**** Given passage

Armatherm
Juan Morillas

– Act now: How contractors can play their part in reducing carbon emissions by decarbonising our buildings

Carbon Emissions
Lenny Antonelli, Membership Engagement Officer, Irish Green Building Council.

LENNY ANTONELLI, Membership Engagement Officer, Irish Green Building Council, sets out practical actions contractors can take immediately to start cutting carbon emissions, as set out in the IGBC’s Building a Zero Carbon Ireland: A Roadmap to Decarbonise Ireland’s Built Environment Across its Whole Life Cycle.

Here’s a surprising fact: Ireland has no unified national plan or target for cutting carbon emissions from the building sector. Yes, we have targets for cutting emissions from residential buildings (40% by 2030) and commercial buildings (45% by the same date), but these relate only to operational energy, the energy used for heating, lighting, and cooling. They don’t consider embodied carbon at all.

But embodied carbon – the carbon associated with the extraction and processing of building materials, their transport to site, and the building’s end-of-life stage – is responsible for 14% of our national emissions (operational emissions are another 23%).

In October 2022, the Irish Green Building Council (IGBC) sought to remedy this when we published ‘Building a Zero Carbon Ireland: A Roadmap to decarbonise Ireland’s Built Environment Across its Whole Life Cycle’. We first commissioned UCD’s Building in a Climate Emergency Research Group to determine the baseline emissions of Ireland’s building stock and infrastructure. Then, we modelled what actions would be needed to cut these emissions by 51% by 2030 (in line with national climate goals).

This modelling showed that the actions outlined in the Climate Action Plan would be insufficient and that this target would only be achieved via a significant cut in the carbon intensity of new construction plus large-scale reuse of vacant dwellings, as well as rethinking carbon-intensive projects and making much more efficient use of built space.

We then developed a roadmap of actions for each player in the built environment value chain – investors, developers, designers, contractors, surveyors – to play their part in hitting the 51% target.

For contractors, the roadmap lists practical actions for cutting carbon emissions that could be taken immediately.

IGBC Roadmap:  Eight immediate Actions contractors can take to cut carbon emissions

Contractors should have a strategy in place to ensure that all site personnel, including subcontractors, are upskilled in low-energy construction. By the end of 2025, all site personnel should be upskilled, and this should be a pre-condition for subcontractors. Thankfully, there is a large and growing ecosystem of training available for construction personnel, from the NZEB Centres of Excellence (www.thisisfet.ie/nzeb/) to the huge amount of practical and on-site training delivered by building product suppliers to academic courses on topics such as low-energy design, renovation and project management at further and higher education institutes.

  1. Be aware of whole life carbon (WLC), the EN 15978 standard for measuring WLC in buildings, and to meet or exceed WLC targets set by clients. WLC is the sum of operational and embodied carbon. The IGBC’s short, online ‘Embodied Carbon 101’ course provides a great primer on WLC and its measurement. See learn.igbc.ie
  2. Engage proactively with the design team and subcontractors to propose optimisations of construction and lower carbon options. Collaborate early to eliminate unnecessary use of materials and make more efficient use of built space. The IGBC will organise workshops this autumn to encourage collaboration to cut carbon emissions on building projects. Keep an eye on the IGBC website for more details.

********

### Exercise instructions
[1] Translate this sentence from the carbon emissions article into French: "For contractors, the roadmap lists practical actions for cutting carbon emissions that could be taken immediately."
[2] Rewrite the part of the carbon emissions article that opens with the words containing "This modelling showed" and closes with "much more efficient use of built space.", replacing "vacant dwellings" with "empty homes".
The rows have no connection to the carbon emissions article.

**** Data lines

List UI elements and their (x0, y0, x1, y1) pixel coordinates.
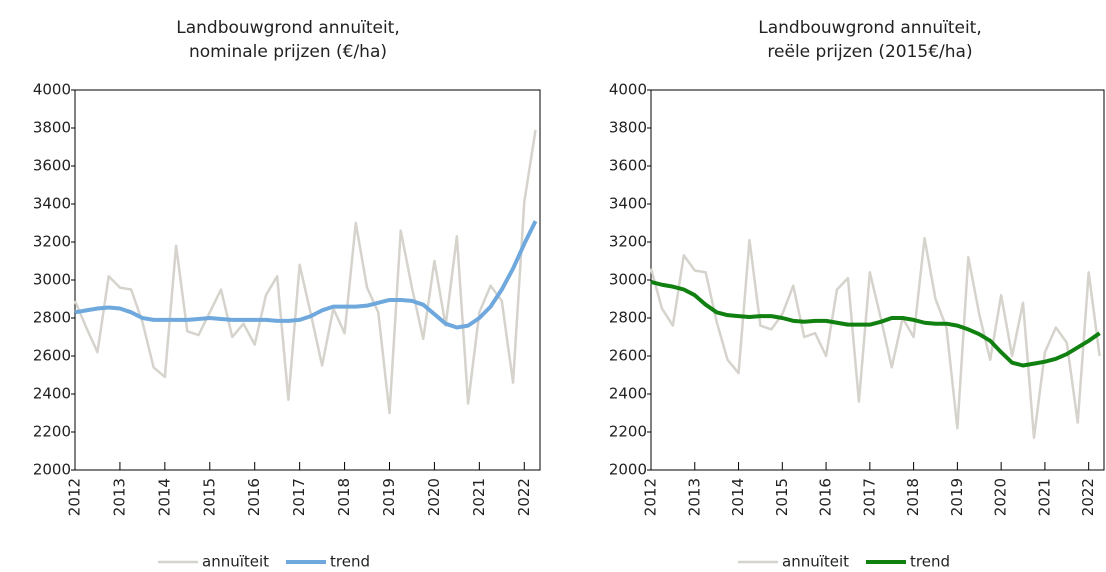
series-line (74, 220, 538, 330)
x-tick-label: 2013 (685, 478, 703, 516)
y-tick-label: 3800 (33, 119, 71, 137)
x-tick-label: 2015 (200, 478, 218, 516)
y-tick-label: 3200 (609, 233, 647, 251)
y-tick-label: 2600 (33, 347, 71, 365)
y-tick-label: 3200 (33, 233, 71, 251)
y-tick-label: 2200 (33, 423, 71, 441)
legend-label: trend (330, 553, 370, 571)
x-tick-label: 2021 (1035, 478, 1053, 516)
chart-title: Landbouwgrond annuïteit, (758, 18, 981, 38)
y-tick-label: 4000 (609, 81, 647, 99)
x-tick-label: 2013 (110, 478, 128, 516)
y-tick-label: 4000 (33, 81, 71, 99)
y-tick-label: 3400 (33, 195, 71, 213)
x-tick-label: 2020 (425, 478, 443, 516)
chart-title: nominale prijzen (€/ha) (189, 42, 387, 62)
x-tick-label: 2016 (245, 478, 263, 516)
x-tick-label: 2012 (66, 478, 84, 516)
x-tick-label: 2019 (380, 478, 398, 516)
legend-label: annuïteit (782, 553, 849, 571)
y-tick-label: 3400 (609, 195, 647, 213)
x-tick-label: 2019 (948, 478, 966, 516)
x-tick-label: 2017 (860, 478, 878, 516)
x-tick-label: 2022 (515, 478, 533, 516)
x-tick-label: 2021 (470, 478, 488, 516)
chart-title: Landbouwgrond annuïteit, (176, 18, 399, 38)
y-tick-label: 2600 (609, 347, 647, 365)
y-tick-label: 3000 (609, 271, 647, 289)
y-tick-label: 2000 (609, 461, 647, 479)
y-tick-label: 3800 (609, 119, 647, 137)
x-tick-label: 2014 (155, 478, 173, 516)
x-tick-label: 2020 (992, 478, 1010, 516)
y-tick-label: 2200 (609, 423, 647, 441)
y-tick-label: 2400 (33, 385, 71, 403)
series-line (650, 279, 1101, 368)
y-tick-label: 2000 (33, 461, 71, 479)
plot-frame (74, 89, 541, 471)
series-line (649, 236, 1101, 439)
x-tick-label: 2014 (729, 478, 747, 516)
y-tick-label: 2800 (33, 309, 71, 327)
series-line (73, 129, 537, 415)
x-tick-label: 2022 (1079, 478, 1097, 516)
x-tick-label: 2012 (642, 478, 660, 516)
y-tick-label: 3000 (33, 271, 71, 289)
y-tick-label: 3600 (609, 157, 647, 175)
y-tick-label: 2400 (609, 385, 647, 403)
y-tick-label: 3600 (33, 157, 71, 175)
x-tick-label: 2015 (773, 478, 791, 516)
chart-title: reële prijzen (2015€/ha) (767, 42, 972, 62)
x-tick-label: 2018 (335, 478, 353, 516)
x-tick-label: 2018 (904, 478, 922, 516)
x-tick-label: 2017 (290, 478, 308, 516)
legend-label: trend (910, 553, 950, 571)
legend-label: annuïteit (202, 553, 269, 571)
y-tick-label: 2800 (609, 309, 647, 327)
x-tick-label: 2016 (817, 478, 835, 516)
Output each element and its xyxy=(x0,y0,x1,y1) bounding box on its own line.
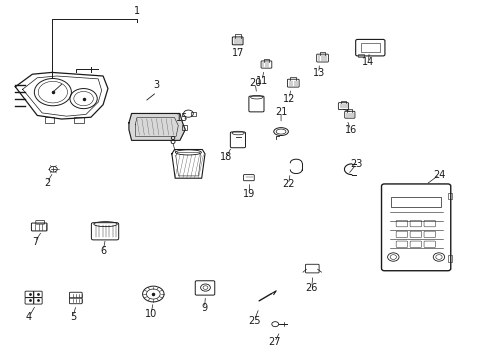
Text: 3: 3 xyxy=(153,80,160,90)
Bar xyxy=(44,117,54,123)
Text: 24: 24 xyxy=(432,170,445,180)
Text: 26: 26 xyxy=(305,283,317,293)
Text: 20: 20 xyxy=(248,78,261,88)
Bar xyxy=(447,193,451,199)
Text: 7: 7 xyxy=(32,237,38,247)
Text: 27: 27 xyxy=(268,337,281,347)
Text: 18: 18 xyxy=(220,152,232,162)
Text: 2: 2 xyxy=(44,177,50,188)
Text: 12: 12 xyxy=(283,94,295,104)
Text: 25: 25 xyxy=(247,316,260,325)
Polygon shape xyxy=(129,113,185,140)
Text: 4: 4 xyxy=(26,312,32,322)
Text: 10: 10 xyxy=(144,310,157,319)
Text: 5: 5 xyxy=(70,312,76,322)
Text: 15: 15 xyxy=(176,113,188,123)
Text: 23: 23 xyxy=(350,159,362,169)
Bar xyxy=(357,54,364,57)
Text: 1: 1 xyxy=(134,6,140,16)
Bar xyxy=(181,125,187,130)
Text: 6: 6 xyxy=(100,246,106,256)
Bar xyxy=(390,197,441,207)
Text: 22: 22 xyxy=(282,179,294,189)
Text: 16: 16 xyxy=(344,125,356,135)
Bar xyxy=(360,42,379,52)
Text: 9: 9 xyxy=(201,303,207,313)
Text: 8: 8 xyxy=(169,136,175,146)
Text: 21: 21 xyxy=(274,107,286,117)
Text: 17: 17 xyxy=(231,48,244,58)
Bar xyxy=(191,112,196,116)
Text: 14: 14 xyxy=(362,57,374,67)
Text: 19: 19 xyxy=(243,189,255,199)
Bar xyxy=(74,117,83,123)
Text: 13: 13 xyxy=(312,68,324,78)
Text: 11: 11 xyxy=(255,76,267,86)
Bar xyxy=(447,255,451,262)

********

### Solutions
[1] Pour les entrepreneurs, la feuille de route énumère des actions concrètes de réduction des émissions de carbone qui pourraient être prises immédiatement.

[2]
This modelling showed that the actions outlined in the Climate Action Plan would be insufficient and that this target would only be achieved via a significant cut in the carbon intensity of new construction plus large-scale reuse of empty homes, as well as rethinking carbon-intensive projects and making much more efficient use of built space.